Data provided –
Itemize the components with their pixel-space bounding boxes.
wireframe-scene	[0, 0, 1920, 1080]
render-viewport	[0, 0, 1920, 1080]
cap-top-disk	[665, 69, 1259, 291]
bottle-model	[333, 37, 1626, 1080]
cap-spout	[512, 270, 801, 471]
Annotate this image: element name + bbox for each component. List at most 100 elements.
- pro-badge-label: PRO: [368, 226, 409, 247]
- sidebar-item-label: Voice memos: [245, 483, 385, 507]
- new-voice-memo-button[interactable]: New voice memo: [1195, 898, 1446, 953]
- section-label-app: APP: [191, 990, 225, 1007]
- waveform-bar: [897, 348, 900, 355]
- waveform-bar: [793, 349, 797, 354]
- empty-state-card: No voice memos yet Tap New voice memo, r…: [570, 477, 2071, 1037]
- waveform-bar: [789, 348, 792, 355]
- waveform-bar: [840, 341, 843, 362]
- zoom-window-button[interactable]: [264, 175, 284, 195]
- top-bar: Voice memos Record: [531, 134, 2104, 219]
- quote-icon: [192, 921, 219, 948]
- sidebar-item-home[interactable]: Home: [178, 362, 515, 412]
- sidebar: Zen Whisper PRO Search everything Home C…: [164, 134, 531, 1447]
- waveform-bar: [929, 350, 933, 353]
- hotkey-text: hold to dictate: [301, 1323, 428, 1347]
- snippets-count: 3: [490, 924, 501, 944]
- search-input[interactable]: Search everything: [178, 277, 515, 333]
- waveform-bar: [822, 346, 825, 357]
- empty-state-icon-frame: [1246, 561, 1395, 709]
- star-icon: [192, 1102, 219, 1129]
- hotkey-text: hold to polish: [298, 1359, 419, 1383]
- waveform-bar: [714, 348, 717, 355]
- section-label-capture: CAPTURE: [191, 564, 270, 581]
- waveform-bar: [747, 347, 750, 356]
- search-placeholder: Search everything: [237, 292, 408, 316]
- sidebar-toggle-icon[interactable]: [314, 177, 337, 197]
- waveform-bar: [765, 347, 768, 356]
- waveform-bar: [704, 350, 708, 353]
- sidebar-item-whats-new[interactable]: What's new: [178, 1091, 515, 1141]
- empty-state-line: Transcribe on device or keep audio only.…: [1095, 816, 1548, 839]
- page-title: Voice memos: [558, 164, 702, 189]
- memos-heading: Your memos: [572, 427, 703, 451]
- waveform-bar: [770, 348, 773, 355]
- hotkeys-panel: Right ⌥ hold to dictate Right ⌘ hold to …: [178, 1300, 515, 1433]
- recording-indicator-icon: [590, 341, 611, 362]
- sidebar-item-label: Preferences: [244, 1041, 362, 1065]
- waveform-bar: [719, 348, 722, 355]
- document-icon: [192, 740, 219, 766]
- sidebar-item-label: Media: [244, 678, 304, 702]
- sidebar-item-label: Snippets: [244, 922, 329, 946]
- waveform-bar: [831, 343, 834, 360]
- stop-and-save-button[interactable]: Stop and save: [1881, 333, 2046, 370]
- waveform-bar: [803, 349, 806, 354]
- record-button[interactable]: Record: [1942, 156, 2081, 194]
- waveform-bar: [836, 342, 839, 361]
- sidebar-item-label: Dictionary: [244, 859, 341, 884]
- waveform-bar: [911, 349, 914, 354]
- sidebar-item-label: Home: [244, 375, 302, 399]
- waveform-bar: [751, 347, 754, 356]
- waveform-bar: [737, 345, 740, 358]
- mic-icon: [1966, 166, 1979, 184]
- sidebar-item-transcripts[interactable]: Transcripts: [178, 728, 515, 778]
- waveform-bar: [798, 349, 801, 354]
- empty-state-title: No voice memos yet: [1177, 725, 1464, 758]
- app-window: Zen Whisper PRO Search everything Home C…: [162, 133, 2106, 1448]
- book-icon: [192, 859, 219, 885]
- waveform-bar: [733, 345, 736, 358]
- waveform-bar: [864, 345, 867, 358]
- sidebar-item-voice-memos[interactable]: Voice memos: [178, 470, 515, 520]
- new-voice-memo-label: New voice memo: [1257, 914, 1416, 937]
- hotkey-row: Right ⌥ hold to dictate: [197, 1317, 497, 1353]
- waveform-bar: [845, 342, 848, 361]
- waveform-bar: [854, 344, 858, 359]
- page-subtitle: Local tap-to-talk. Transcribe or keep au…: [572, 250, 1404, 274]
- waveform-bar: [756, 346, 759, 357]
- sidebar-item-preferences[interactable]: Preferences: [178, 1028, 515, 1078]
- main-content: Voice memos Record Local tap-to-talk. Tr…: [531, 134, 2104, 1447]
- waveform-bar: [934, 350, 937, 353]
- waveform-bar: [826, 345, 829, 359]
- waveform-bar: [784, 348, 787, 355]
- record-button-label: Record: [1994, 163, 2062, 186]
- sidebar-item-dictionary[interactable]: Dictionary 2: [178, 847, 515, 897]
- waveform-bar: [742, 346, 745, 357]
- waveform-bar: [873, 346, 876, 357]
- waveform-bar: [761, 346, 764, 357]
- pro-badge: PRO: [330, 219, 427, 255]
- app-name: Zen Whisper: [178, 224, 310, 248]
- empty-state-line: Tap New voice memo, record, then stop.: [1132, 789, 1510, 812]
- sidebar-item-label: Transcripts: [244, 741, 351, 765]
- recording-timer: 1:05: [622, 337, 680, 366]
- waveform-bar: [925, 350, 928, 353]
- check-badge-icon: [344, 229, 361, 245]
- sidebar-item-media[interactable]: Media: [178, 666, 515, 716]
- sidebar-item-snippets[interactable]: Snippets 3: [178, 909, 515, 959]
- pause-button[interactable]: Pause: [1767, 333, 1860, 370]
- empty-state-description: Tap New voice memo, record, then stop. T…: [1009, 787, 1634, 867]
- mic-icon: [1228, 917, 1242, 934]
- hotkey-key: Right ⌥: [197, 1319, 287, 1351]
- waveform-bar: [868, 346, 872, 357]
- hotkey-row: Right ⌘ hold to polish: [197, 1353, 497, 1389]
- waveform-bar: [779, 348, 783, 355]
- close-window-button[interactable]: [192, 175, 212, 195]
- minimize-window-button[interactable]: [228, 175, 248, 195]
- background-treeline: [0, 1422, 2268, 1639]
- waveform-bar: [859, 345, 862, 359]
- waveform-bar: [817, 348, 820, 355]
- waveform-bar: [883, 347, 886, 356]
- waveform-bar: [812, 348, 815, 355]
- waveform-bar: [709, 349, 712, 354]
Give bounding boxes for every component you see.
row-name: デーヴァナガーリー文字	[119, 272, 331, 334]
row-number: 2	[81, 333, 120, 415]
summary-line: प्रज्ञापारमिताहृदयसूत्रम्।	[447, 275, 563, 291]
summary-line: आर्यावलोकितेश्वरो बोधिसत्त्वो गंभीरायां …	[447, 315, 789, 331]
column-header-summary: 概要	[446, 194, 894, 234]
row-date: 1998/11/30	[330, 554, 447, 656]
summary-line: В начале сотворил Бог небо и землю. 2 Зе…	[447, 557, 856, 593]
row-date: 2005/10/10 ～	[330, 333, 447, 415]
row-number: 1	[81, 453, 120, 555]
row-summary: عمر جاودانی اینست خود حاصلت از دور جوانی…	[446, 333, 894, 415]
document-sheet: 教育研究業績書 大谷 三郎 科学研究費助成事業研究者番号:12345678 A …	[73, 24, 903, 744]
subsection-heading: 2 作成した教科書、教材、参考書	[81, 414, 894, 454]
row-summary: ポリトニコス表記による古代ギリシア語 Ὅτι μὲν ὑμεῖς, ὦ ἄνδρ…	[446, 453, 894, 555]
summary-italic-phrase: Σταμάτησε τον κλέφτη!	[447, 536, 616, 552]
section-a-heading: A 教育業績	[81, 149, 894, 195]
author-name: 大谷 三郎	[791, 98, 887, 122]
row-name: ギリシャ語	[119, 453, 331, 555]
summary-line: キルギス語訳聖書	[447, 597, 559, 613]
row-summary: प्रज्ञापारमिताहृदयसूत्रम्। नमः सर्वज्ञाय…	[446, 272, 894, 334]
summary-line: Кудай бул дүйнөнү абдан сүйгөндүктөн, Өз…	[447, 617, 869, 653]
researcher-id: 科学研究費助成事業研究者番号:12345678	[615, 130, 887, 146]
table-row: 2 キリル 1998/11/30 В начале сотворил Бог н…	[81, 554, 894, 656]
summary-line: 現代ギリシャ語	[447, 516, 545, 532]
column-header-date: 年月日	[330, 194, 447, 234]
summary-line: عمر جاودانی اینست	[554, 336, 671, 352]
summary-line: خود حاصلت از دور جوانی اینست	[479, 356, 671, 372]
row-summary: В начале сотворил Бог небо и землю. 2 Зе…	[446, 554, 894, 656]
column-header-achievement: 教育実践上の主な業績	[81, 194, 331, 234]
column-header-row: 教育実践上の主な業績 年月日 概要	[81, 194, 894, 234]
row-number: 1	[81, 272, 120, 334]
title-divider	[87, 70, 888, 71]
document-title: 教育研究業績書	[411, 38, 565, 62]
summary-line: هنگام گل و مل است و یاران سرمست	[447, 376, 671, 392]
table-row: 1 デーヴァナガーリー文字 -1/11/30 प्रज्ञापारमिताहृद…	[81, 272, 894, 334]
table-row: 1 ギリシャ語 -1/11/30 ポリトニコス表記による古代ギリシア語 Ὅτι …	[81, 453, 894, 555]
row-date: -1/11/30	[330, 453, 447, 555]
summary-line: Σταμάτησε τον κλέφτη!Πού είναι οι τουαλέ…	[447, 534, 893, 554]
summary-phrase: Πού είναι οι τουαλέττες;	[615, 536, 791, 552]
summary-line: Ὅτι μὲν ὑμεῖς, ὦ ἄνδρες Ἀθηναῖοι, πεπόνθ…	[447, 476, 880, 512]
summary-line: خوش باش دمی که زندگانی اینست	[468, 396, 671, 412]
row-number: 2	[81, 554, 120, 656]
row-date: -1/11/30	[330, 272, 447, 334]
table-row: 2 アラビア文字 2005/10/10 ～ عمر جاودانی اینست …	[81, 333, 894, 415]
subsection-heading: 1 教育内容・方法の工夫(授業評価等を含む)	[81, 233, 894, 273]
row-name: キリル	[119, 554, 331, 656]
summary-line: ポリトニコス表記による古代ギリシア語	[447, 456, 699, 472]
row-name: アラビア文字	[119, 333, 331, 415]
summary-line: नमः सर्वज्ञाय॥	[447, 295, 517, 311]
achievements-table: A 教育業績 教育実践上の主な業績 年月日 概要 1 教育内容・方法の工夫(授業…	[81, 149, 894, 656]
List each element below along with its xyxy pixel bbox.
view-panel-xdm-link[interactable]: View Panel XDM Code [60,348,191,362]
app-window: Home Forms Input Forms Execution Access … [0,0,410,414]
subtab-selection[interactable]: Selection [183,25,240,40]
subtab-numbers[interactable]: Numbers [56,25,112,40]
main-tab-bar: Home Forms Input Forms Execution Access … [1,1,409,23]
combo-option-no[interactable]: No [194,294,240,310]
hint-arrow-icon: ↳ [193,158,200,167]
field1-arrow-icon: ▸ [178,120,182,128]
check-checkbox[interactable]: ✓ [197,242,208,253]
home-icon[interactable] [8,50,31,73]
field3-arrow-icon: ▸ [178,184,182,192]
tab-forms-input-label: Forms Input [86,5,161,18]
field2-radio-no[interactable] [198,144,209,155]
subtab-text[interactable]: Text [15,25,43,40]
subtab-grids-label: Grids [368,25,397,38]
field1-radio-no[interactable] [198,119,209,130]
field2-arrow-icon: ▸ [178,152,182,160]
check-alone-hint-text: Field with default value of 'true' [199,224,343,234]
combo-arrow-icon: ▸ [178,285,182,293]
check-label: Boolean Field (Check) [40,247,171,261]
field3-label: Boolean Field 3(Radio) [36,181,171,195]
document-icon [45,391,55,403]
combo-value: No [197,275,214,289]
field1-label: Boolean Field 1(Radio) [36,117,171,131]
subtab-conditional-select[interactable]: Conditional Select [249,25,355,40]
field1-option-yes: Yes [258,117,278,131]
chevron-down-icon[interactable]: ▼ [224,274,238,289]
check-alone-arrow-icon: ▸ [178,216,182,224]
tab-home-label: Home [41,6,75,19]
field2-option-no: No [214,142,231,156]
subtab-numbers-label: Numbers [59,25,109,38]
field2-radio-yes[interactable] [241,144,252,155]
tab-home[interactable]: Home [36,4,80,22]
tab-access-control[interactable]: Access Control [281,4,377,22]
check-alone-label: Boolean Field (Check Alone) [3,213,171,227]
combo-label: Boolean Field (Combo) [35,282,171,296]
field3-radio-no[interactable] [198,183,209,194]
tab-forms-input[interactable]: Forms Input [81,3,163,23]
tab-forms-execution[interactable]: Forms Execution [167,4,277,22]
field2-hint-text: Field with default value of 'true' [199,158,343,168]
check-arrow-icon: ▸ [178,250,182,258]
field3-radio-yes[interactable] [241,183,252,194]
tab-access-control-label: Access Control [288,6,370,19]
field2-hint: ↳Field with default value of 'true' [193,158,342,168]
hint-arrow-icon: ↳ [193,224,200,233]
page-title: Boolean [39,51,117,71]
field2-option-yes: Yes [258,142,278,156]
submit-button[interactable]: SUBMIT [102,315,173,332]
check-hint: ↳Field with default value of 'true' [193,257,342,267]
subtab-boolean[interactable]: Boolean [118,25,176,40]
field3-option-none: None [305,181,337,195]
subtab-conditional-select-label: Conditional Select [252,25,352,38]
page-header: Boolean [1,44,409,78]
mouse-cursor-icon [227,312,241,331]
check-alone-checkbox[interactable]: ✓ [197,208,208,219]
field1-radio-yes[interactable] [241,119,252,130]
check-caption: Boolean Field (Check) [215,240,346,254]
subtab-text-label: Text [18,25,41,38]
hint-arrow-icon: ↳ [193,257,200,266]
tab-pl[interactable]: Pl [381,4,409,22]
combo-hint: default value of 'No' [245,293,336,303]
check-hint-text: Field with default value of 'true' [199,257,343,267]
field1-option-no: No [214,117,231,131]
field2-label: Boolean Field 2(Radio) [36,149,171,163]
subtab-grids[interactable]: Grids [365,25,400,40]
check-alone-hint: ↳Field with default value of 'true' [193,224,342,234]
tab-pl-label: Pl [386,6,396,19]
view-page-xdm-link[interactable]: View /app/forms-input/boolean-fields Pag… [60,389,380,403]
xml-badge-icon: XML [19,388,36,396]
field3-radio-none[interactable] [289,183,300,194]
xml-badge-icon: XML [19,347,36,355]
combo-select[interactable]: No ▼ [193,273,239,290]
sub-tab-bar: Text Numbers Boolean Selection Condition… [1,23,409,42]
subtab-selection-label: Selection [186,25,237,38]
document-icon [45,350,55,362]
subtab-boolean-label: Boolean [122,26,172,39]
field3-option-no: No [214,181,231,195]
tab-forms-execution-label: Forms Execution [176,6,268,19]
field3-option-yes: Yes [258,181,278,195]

To do – Render everything from the first of the lines above down to the line containing "- snippets-count: 3: [490, 924, 501, 944]", both included, as a Markdown table with the columns Row and Line. Number each row and leave out any blank lines.

Reply –
| Row | Line |
|---|---|
| 1 | Itemize the components with their pixel-space bounding boxes. |
| 2 | wireframe-scene	[0, 0, 1920, 1080] |
| 3 | render-viewport	[0, 0, 1920, 1080] |
| 4 | cap-top-disk	[665, 69, 1259, 291] |
| 5 | bottle-model	[333, 37, 1626, 1080] |
| 6 | cap-spout	[512, 270, 801, 471] |
| 7 | Annotate this image: element name + bbox for each component. List at most 100 elements. |
| 8 | - pro-badge-label: PRO: [368, 226, 409, 247] |
| 9 | - sidebar-item-label: Voice memos: [245, 483, 385, 507] |
| 10 | - new-voice-memo-button[interactable]: New voice memo: [1195, 898, 1446, 953] |
| 11 | - section-label-app: APP: [191, 990, 225, 1007] |
| 12 | - waveform-bar: [897, 348, 900, 355] |
| 13 | - waveform-bar: [793, 349, 797, 354] |
| 14 | - empty-state-card: No voice memos yet Tap New voice memo, r…: [570, 477, 2071, 1037] |
| 15 | - waveform-bar: [789, 348, 792, 355] |
| 16 | - waveform-bar: [840, 341, 843, 362] |
| 17 | - zoom-window-button[interactable]: [264, 175, 284, 195] |
| 18 | - top-bar: Voice memos Record: [531, 134, 2104, 219] |
| 19 | - quote-icon: [192, 921, 219, 948] |
| 20 | - sidebar-item-home[interactable]: Home: [178, 362, 515, 412] |
| 21 | - sidebar: Zen Whisper PRO Search everything Home C…: [164, 134, 531, 1447] |
| 22 | - waveform-bar: [929, 350, 933, 353] |
| 23 | - hotkey-text: hold to dictate: [301, 1323, 428, 1347] |
| 24 | - snippets-count: 3: [490, 924, 501, 944] |